DESCRIPTION OF THE TASK
Set down all of the entries word for word, omitting the images they contain.

----- SUPPLIED DATA

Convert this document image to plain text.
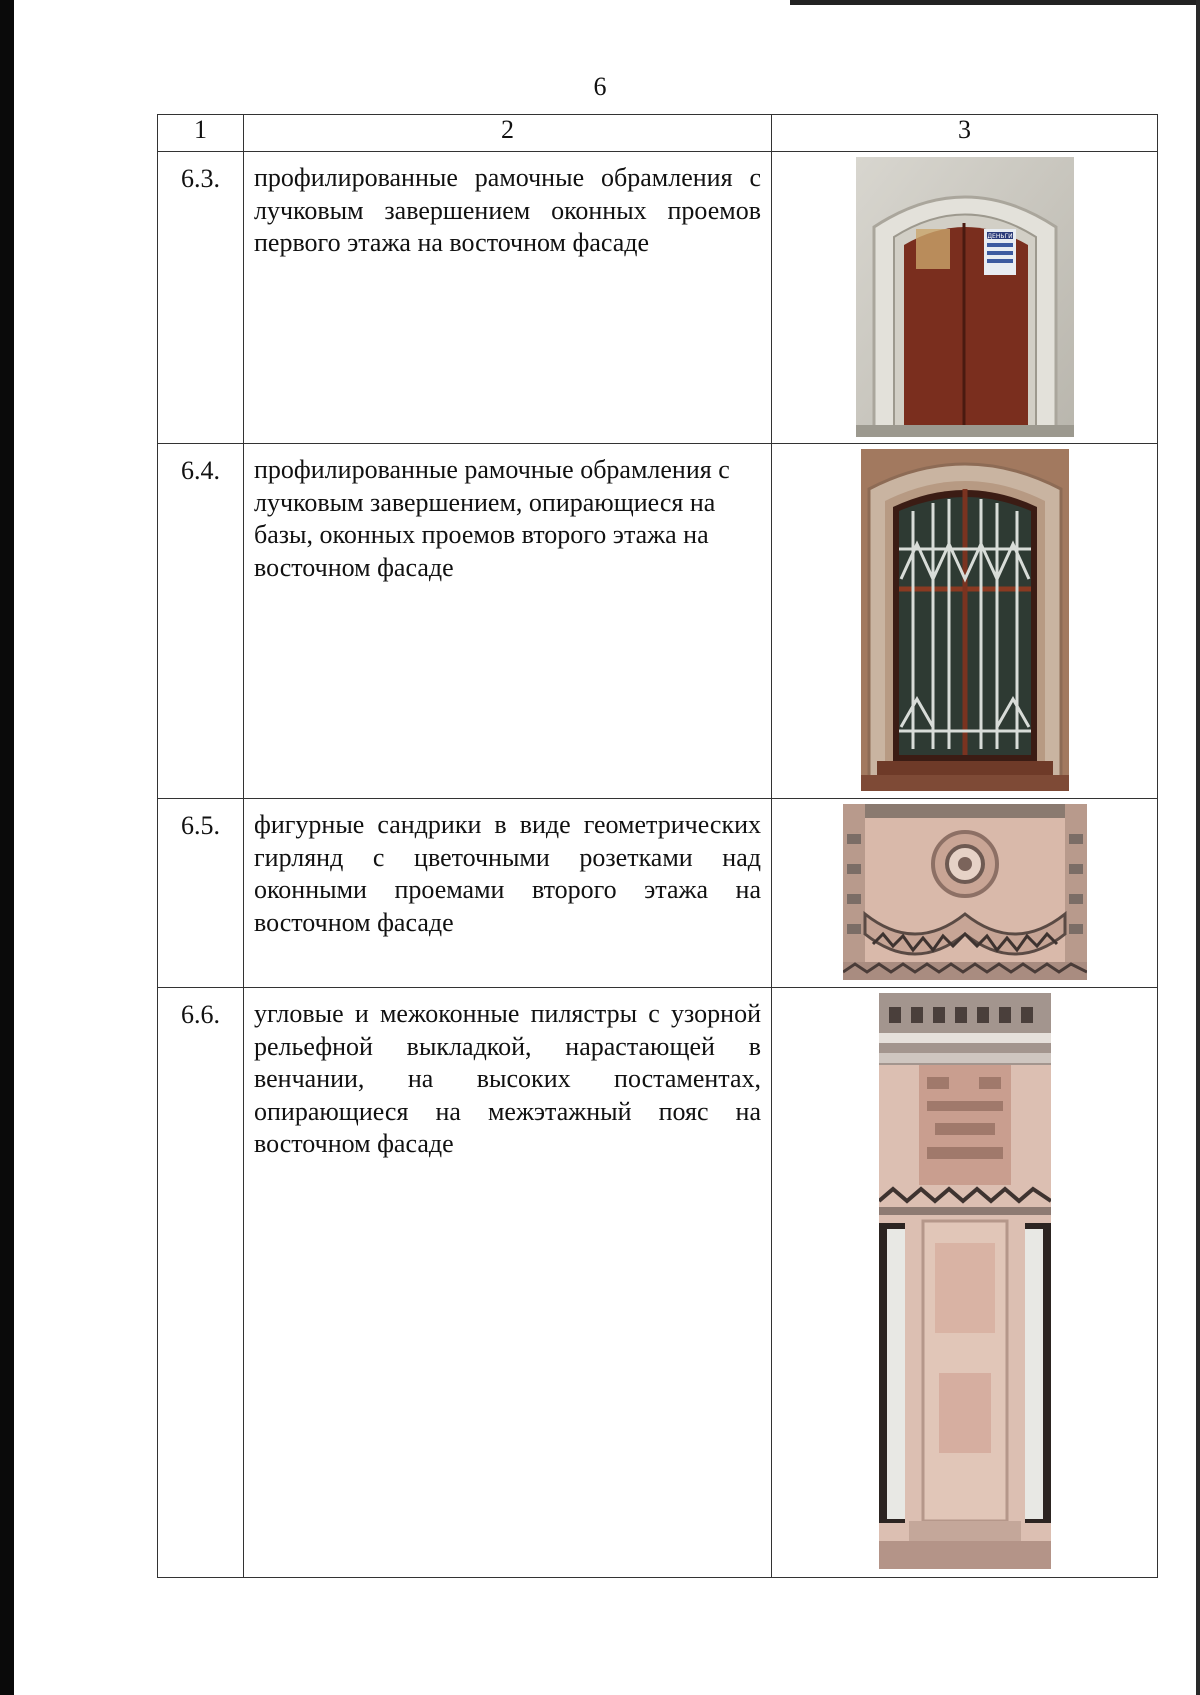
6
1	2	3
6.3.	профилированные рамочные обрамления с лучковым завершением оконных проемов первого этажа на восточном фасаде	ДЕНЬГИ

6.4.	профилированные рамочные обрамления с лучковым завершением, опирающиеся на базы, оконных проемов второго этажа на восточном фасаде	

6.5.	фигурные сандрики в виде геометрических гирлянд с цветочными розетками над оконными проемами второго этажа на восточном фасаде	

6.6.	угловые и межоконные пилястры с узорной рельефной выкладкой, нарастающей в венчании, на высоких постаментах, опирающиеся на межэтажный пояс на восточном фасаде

----------

THE SOLUTION
Convert this document image to plain text.
6
1	2	3
6.3.	профилированные рамочные обрамления с лучковым завершением оконных проемов первого этажа на восточном фасаде	ДЕНЬГИ

6.4.	профилированные рамочные обрамления с лучковым завершением, опирающиеся на базы, оконных проемов второго этажа на восточном фасаде	

6.5.	фигурные сандрики в виде геометрических гирлянд с цветочными розетками над оконными проемами второго этажа на восточном фасаде	

6.6.	угловые и межоконные пилястры с узорной рельефной выкладкой, нарастающей в венчании, на высоких постаментах, опирающиеся на межэтажный пояс на восточном фасаде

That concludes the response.